Data records
══════════

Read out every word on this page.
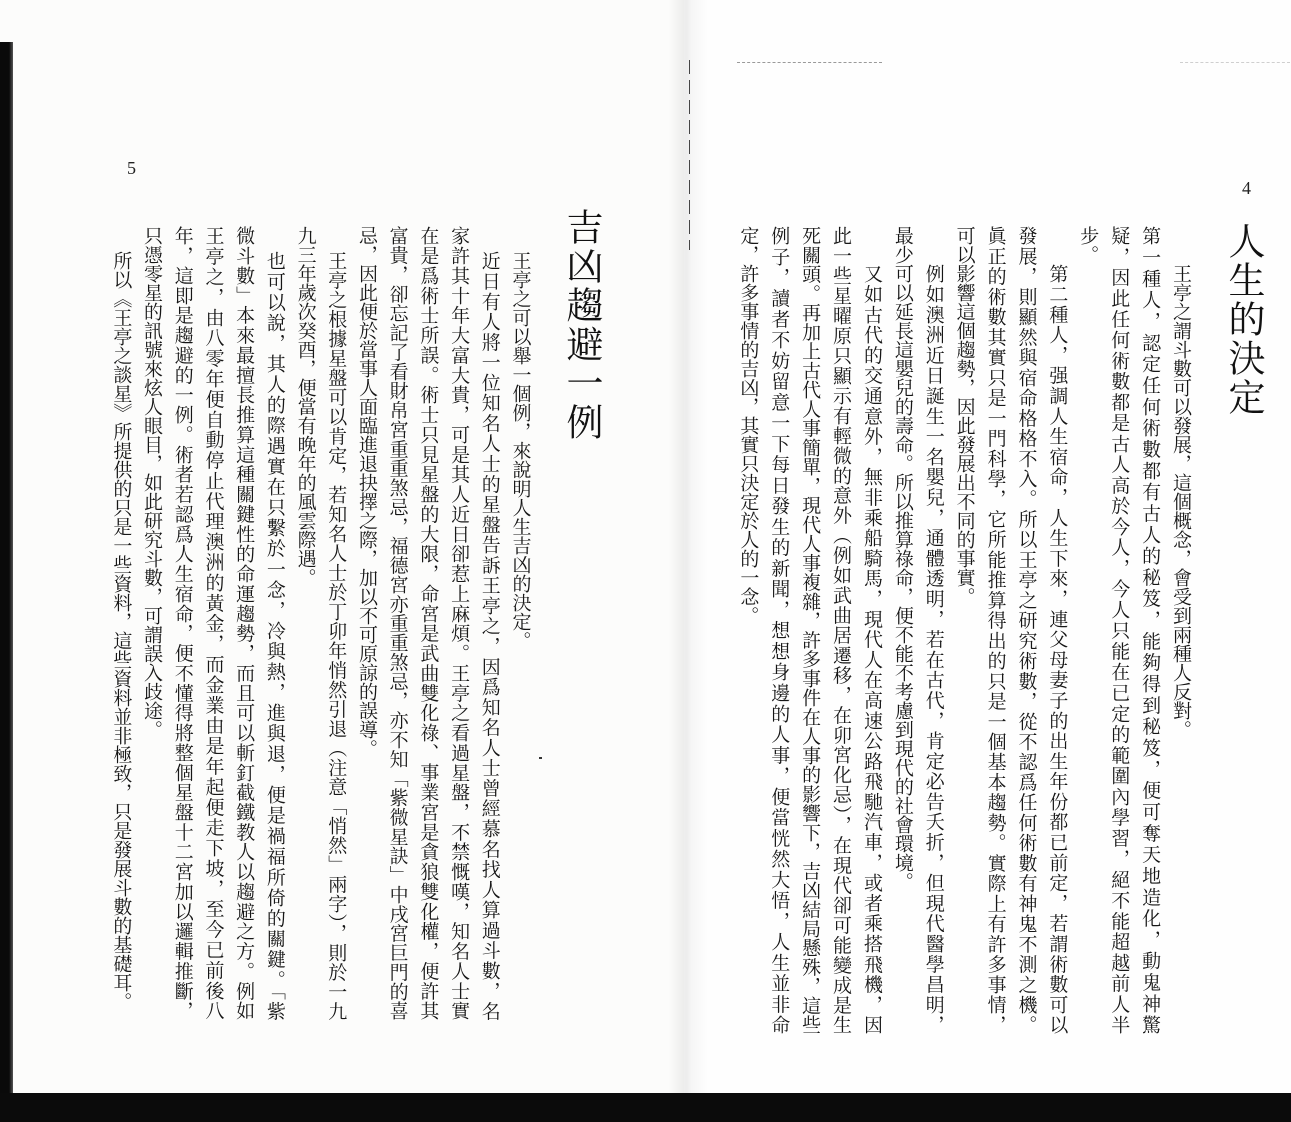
5
吉凶趨避一例
王亭之可以舉一個例，來說明人生吉凶的決定。
近日有人將一位知名人士的星盤告訴王亭之，因爲知名人士曾經慕名找人算過斗數，名
家許其十年大富大貴，可是其人近日卻惹上麻煩。王亭之看過星盤，不禁慨嘆，知名人士實
在是爲術士所誤。術士只見星盤的大限，命宮是武曲雙化祿、事業宮是貪狼雙化權，便許其
富貴，卻忘記了看財帛宮重重煞忌，福德宮亦重重煞忌，亦不知「紫微星訣」中戌宮巨門的喜
忌，因此便於當事人面臨進退抉擇之際，加以不可原諒的誤導。
王亭之根據星盤可以肯定，若知名人士於丁卯年悄然引退（注意「悄然」兩字），則於一九
九三年歲次癸酉，便當有晚年的風雲際遇。
也可以說，其人的際遇實在只繫於一念，冷與熱，進與退，便是禍福所倚的關鍵。「紫
微斗數」本來最擅長推算這種關鍵性的命運趨勢，而且可以斬釘截鐵教人以趨避之方。例如
王亭之，由八零年便自動停止代理澳洲的黃金，而金業由是年起便走下坡，至今已前後八
年，這即是趨避的一例。術者若認爲人生宿命，便不懂得將整個星盤十二宮加以邏輯推斷，
只憑零星的訊號來炫人眼目，如此研究斗數，可謂誤入歧途。
所以《王亭之談星》所提供的只是一些資料，這些資料並非極致，只是發展斗數的基礎耳。
4
人生的決定
王亭之謂斗數可以發展，這個概念，會受到兩種人反對。
第一種人，認定任何術數都有古人的秘笈，能夠得到秘笈，便可奪天地造化，動鬼神驚
疑，因此任何術數都是古人高於今人，今人只能在已定的範圍內學習，絕不能超越前人半
步。
第二種人，强調人生宿命，人生下來，連父母妻子的出生年份都已前定，若謂術數可以
發展，則顯然與宿命格格不入。所以王亭之研究術數，從不認爲任何術數有神鬼不測之機。
眞正的術數其實只是一門科學，它所能推算得出的只是一個基本趨勢。實際上有許多事情，
可以影響這個趨勢，因此發展出不同的事實。
例如澳洲近日誕生一名嬰兒，通體透明，若在古代，肯定必告夭折，但現代醫學昌明，
最少可以延長這嬰兒的壽命。所以推算祿命，便不能不考慮到現代的社會環境。
又如古代的交通意外，無非乘船騎馬，現代人在高速公路飛馳汽車，或者乘搭飛機，因
此一些星曜原只顯示有輕微的意外（例如武曲居遷移，在卯宮化忌），在現代卻可能變成是生
死關頭。再加上古代人事簡單，現代人事複雜，許多事件在人事的影響下，吉凶結局懸殊，這些
例子，讀者不妨留意一下每日發生的新聞，想想身邊的人事，便當恍然大悟，人生並非命
定，許多事情的吉凶，其實只決定於人的一念。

══════════

Quote the preceding listing precisely and completely, omitting its images.

Read out every word on this page.
5
吉凶趨避一例
王亭之可以舉一個例，來說明人生吉凶的決定。
近日有人將一位知名人士的星盤告訴王亭之，因爲知名人士曾經慕名找人算過斗數，名
家許其十年大富大貴，可是其人近日卻惹上麻煩。王亭之看過星盤，不禁慨嘆，知名人士實
在是爲術士所誤。術士只見星盤的大限，命宮是武曲雙化祿、事業宮是貪狼雙化權，便許其
富貴，卻忘記了看財帛宮重重煞忌，福德宮亦重重煞忌，亦不知「紫微星訣」中戌宮巨門的喜
忌，因此便於當事人面臨進退抉擇之際，加以不可原諒的誤導。
王亭之根據星盤可以肯定，若知名人士於丁卯年悄然引退（注意「悄然」兩字），則於一九
九三年歲次癸酉，便當有晚年的風雲際遇。
也可以說，其人的際遇實在只繫於一念，冷與熱，進與退，便是禍福所倚的關鍵。「紫
微斗數」本來最擅長推算這種關鍵性的命運趨勢，而且可以斬釘截鐵教人以趨避之方。例如
王亭之，由八零年便自動停止代理澳洲的黃金，而金業由是年起便走下坡，至今已前後八
年，這即是趨避的一例。術者若認爲人生宿命，便不懂得將整個星盤十二宮加以邏輯推斷，
只憑零星的訊號來炫人眼目，如此研究斗數，可謂誤入歧途。
所以《王亭之談星》所提供的只是一些資料，這些資料並非極致，只是發展斗數的基礎耳。
4
人生的決定
王亭之謂斗數可以發展，這個概念，會受到兩種人反對。
第一種人，認定任何術數都有古人的秘笈，能夠得到秘笈，便可奪天地造化，動鬼神驚
疑，因此任何術數都是古人高於今人，今人只能在已定的範圍內學習，絕不能超越前人半
步。
第二種人，强調人生宿命，人生下來，連父母妻子的出生年份都已前定，若謂術數可以
發展，則顯然與宿命格格不入。所以王亭之研究術數，從不認爲任何術數有神鬼不測之機。
眞正的術數其實只是一門科學，它所能推算得出的只是一個基本趨勢。實際上有許多事情，
可以影響這個趨勢，因此發展出不同的事實。
例如澳洲近日誕生一名嬰兒，通體透明，若在古代，肯定必告夭折，但現代醫學昌明，
最少可以延長這嬰兒的壽命。所以推算祿命，便不能不考慮到現代的社會環境。
又如古代的交通意外，無非乘船騎馬，現代人在高速公路飛馳汽車，或者乘搭飛機，因
此一些星曜原只顯示有輕微的意外（例如武曲居遷移，在卯宮化忌），在現代卻可能變成是生
死關頭。再加上古代人事簡單，現代人事複雜，許多事件在人事的影響下，吉凶結局懸殊，這些
例子，讀者不妨留意一下每日發生的新聞，想想身邊的人事，便當恍然大悟，人生並非命
定，許多事情的吉凶，其實只決定於人的一念。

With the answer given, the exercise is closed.